Quoted text
* * * * * * *

Re: [PATCH v3] tools/memory-model: Make ppo a subrelation of po

[Paul E. McKenney]

On Sun, Feb 26, 2023 at 11:51:15AM -0500, Alan Stern wrote:
> On Sun, Feb 26, 2023 at 12:17:31PM +0100, Jonas Oberhauser wrote:
> > On 2/26/2023 4:30 AM, Alan Stern wrote:
> > > On Sat, Feb 25, 2023 at 07:09:05PM -0800, Boqun Feng wrote:
> > > > On Sat, Feb 25, 2023 at 09:29:51PM -0500, Alan Stern wrote:
> > > > > On Sat, Feb 25, 2023 at 05:01:10PM -0800, Paul E. McKenney wrote:
> > > > > > A few other oddities:
> > > > > > 
> > > > > > litmus/auto/C-LB-Lww+R-OC.litmus
> > > > > > 
> > > > > > 	Both versions flag a data race, which I am not seeing.	It appears
> > > > > > 	to me that P1's store to u0 cannot happen unless P0's store
> > > > > > 	has completed.  So what am I missing here?
> > > > > The LKMM doesn't believe that a control or data dependency orders a
> > > > > plain write after a marked read.  Hence in this test it thinks that P1's
> > > > > store to u0 can happen before the load of x1.  I don't remember why we
> > > > > did it this way -- probably we just wanted to minimize the restrictions
> > > > > on when plain accesses can execute.  (I do remember the reason for
> > > > > making address dependencies induce order; it was so RCU would work.)
> > > > > 
> > > > Because plain store can be optimzed as an "store only if not equal"?
> > > > As the following sentenses in the explanations.txt:
> > > > 
> > > > 	The need to distinguish between r- and w-bounding raises yet another
> > > > 	issue.  When the source code contains a plain store, the compiler is
> > > > 	allowed to put plain loads of the same location into the object code.
> > > > 	For example, given the source code:
> > > > 
> > > > 		x = 1;
> > > > 
> > > > 	the compiler is theoretically allowed to generate object code that
> > > > 	looks like:
> > > > 
> > > > 		if (x != 1)
> > > > 			x = 1;
> > > > 
> > > > 	thereby adding a load (and possibly replacing the store entirely).
> > > > 	For this reason, whenever the LKMM requires a plain store to be
> > > > 	w-pre-bounded or w-post-bounded by a marked access, it also requires
> > > > 	the store to be r-pre-bounded or r-post-bounded, so as to handle cases
> > > > 	where the compiler adds a load.

* * * * * * *

Tasks to perform
A – Reproduce a passage from the memory-model thread, beginning at the words "On Sun, Feb 26, 2023 at 11:51:15AM" and stopping after "I missing here?".
B – In the memory-model thread, what reason does Alan Stern remember for making address dependencies induce order?

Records

* * * * * * *

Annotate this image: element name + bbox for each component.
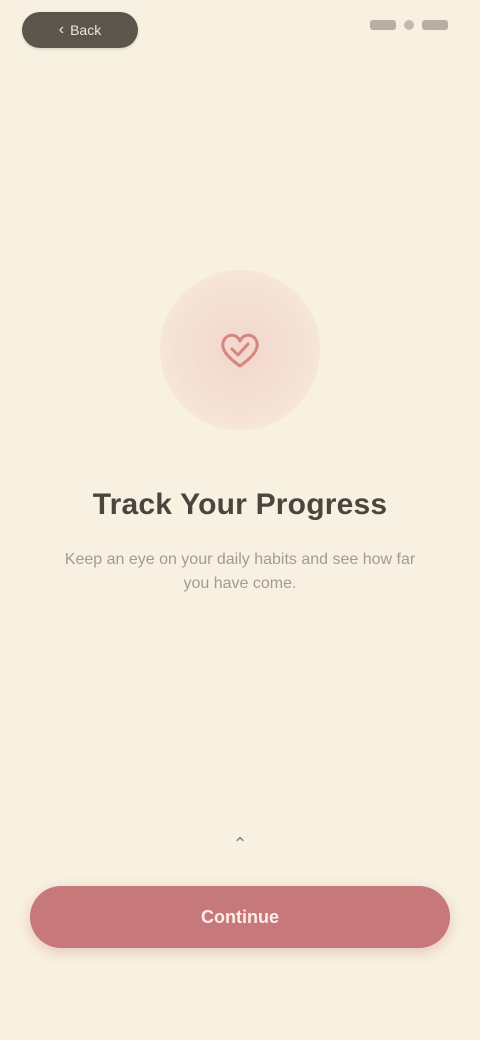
- page-title: Track Your Progress: [92, 488, 388, 521]
- heart-check-icon: [221, 333, 259, 368]
- back-button-label: Back: [70, 22, 102, 38]
- status-icons: [370, 20, 448, 30]
- onboarding-screen: ‹ Back Track Your Progress Keep an eye o…: [0, 0, 480, 1040]
- signal-icon: [370, 20, 396, 30]
- page-subtitle: Keep an eye on your daily habits and see…: [64, 551, 416, 592]
- chevron-left-icon: ‹: [58, 21, 65, 38]
- battery-icon: [422, 20, 448, 30]
- continue-button[interactable]: Continue: [30, 886, 450, 948]
- hero-illustration: [160, 270, 320, 430]
- wifi-icon: [404, 20, 414, 30]
- back-button[interactable]: ‹ Back: [22, 12, 138, 48]
- chevron-up-icon: ⌃: [232, 834, 248, 854]
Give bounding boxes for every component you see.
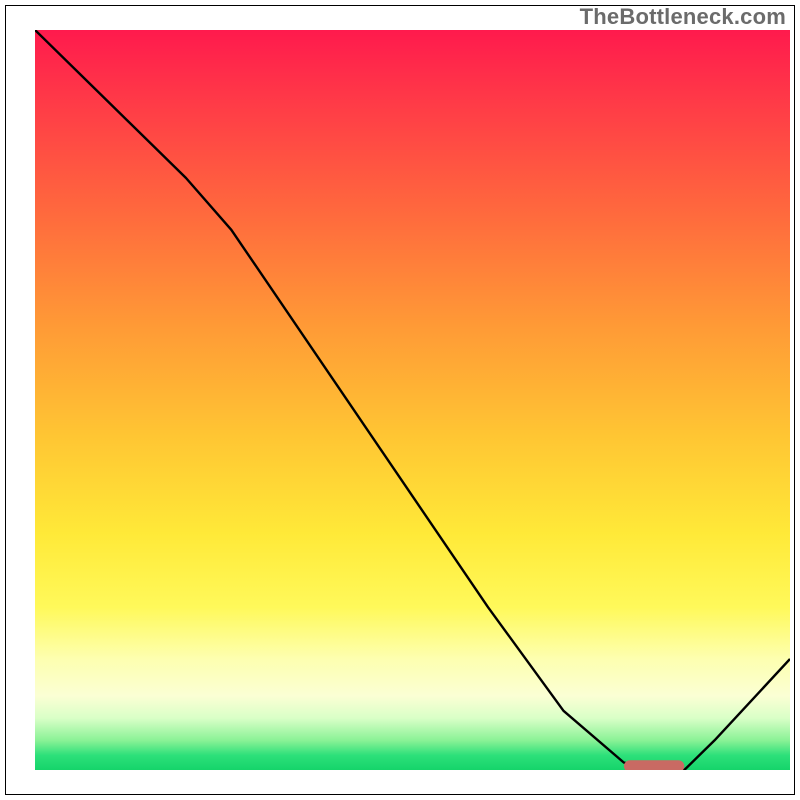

* * * * * * *

In response
A –
On Sun, Feb 26, 2023 at 11:51:15AM -0500, Alan Stern wrote:
> On Sun, Feb 26, 2023 at 12:17:31PM +0100, Jonas Oberhauser wrote:
> > On 2/26/2023 4:30 AM, Alan Stern wrote:
> > > On Sat, Feb 25, 2023 at 07:09:05PM -0800, Boqun Feng wrote:
> > > > On Sat, Feb 25, 2023 at 09:29:51PM -0500, Alan Stern wrote:
> > > > > On Sat, Feb 25, 2023 at 05:01:10PM -0800, Paul E. McKenney wrote:
> > > > > > A few other oddities:
> > > > > > 
> > > > > > litmus/auto/C-LB-Lww+R-OC.litmus
> > > > > > 
> > > > > > 	Both versions flag a data race, which I am not seeing.	It appears
> > > > > > 	to me that P1's store to u0 cannot happen unless P0's store
> > > > > > 	has completed.  So what am I missing here?

B – It was so RCU would work.